Medellín based Mineros S.A. (BVC: MINEROS) announced Friday that is filed, and obtained a receipt for, a revised preliminary prospectus dated September 16, 2021, with the securities regulatory authorities in each of the provinces of Canada excepting Québec, for a proposed initial public offering of common shares. The gross proceeds of the offering are expected to be $25 million USD. The number of common shares to be sold and price per common share have not yet been determined. The offering will be managed by Scotiabank and Sprott Capital Partners LP. Mineros will grant the underwriters an over-allotment option, exercisable for a period of 30 days from the date of the closing of the offering, to purchase up to an additional 15% of the total number of common shares to be sold pursuant to the offering.
Mineros President and CEO Andrés Restrepo Isaza (above) commented “Mineros is a well-established Latin American gold mining company with a long history of delivering growth and strong dividends to investors on the Colombian Stock Exchange. Filing our preliminary prospectus is an important step for the company’s growth, as we establish ourselves as a multi-asset, mid-tier gold producer “.

=== Listed records ===
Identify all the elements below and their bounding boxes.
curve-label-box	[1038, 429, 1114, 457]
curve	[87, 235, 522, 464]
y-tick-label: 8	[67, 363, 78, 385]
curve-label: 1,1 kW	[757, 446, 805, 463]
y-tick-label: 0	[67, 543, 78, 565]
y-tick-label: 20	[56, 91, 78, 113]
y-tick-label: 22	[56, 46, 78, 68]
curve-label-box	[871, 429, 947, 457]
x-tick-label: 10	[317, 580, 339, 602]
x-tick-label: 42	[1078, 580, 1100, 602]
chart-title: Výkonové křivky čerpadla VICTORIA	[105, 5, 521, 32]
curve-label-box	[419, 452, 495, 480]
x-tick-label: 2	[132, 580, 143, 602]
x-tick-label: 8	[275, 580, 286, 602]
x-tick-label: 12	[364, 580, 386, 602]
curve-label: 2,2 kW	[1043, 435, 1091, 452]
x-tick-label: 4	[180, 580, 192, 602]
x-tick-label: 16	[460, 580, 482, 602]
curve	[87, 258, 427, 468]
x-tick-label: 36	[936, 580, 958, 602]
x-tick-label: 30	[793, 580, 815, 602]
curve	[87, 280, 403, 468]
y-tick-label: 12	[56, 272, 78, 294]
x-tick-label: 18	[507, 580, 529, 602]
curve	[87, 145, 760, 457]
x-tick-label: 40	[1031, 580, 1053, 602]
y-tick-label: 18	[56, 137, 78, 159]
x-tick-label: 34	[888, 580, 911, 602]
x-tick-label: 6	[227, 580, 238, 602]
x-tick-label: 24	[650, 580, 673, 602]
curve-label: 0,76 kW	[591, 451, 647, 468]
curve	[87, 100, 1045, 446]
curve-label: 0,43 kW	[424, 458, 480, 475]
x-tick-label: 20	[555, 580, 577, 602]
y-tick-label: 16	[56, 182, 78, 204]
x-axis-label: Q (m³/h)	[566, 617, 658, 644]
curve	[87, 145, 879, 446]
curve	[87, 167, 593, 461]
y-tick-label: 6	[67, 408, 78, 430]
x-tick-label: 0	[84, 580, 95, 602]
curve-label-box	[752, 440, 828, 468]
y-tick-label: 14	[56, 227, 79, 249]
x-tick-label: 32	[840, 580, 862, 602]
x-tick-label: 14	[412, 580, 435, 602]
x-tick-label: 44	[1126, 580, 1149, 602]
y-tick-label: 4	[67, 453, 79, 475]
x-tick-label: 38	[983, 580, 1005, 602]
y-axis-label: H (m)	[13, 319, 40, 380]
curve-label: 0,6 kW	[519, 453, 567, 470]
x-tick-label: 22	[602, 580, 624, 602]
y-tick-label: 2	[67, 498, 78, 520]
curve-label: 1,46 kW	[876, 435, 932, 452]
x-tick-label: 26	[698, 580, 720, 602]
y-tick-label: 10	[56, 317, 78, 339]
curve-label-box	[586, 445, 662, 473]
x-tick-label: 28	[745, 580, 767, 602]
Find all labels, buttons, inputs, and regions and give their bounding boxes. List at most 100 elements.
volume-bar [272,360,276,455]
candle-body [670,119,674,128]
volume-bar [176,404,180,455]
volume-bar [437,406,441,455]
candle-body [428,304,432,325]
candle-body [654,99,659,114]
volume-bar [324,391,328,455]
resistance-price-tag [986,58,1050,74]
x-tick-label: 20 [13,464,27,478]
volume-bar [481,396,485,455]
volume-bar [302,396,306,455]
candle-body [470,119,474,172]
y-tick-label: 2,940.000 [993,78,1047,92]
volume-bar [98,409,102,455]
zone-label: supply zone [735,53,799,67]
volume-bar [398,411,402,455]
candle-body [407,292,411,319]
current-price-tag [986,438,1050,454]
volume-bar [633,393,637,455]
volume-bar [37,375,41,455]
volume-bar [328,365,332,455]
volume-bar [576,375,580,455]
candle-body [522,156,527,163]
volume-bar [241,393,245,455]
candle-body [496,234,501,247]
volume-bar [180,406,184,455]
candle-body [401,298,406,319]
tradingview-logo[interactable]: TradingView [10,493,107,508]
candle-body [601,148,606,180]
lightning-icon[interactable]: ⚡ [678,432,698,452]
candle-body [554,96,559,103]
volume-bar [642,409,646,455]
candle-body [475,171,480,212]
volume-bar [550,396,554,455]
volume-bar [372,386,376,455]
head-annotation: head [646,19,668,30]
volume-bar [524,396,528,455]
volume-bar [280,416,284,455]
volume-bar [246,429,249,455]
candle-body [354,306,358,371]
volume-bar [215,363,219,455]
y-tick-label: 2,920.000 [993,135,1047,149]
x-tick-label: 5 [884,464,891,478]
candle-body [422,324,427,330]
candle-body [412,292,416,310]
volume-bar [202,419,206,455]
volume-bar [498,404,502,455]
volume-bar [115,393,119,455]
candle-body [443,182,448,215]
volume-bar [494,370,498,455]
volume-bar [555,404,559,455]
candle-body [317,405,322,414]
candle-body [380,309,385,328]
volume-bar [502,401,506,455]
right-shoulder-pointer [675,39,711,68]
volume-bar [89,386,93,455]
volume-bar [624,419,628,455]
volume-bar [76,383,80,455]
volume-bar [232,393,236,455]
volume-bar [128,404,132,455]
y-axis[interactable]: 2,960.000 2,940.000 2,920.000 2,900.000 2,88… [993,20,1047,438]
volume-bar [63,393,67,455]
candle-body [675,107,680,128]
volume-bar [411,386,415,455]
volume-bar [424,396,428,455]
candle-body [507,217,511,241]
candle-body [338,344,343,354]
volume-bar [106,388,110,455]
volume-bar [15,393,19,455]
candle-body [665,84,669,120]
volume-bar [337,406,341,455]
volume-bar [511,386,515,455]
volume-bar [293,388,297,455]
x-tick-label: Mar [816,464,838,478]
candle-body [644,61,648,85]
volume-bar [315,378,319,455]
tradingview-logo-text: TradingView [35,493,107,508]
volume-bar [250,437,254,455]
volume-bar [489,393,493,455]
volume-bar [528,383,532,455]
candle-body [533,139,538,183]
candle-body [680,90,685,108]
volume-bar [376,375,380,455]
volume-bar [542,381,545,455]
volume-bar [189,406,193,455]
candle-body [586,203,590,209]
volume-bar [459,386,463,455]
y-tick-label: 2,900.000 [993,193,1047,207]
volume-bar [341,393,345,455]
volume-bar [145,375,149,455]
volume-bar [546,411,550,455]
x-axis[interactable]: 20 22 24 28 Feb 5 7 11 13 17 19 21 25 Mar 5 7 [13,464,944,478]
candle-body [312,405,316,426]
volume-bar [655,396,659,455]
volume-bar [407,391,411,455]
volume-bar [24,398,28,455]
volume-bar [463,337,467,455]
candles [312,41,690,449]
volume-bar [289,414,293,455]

=== Study questions ===
1) Decide whether each statement agrees with the article on the Mineros share offering, answering yes or no and quoting the words of the article that settle it.
(a) The offering is expected to raise gross proceeds of $25 million USD.
(b) The revised preliminary prospectus was filed with regulators in every Canadian province, Québec included.
(c) The over-allotment option lets the underwriters buy up to an additional 20% of the common shares sold in the offering.
2) Extend the article on the Mineros share offering with the paragraphs that would follow its final sentence.

=== Responses by task ===
1)
(a) Yes: "The gross proceeds of the offering are expected to be $25 million USD."
(b) No: "in each of the provinces of Canada excepting Québec"
(c) No: "to purchase up to an additional 15% of the total number of common shares to be sold pursuant to the offering"

2)
In connection with the offering, Mineros has applied to list the common shares to be distributed under the offering, as well as its additional issued and outstanding common shares, on the Toronto Stock Exchange (TSX). The company has also applied for an exemption from the individual voting and majority voting requirements applicable to listed issuers under TSX policies, on grounds that compliance with such requirements would constitute a breach of Colombian regulations which require the directors to be elected on the basis of a slate of nominees proposed for election pursuant to an electoral quotient system as more fully set out in the preliminary prospectus. Listing is subject to the approval of the TSX in accordance with its original listing requirements. The TSX has not conditionally approved the company’s listing application and there is no assurance that the TSX will approve the listing application.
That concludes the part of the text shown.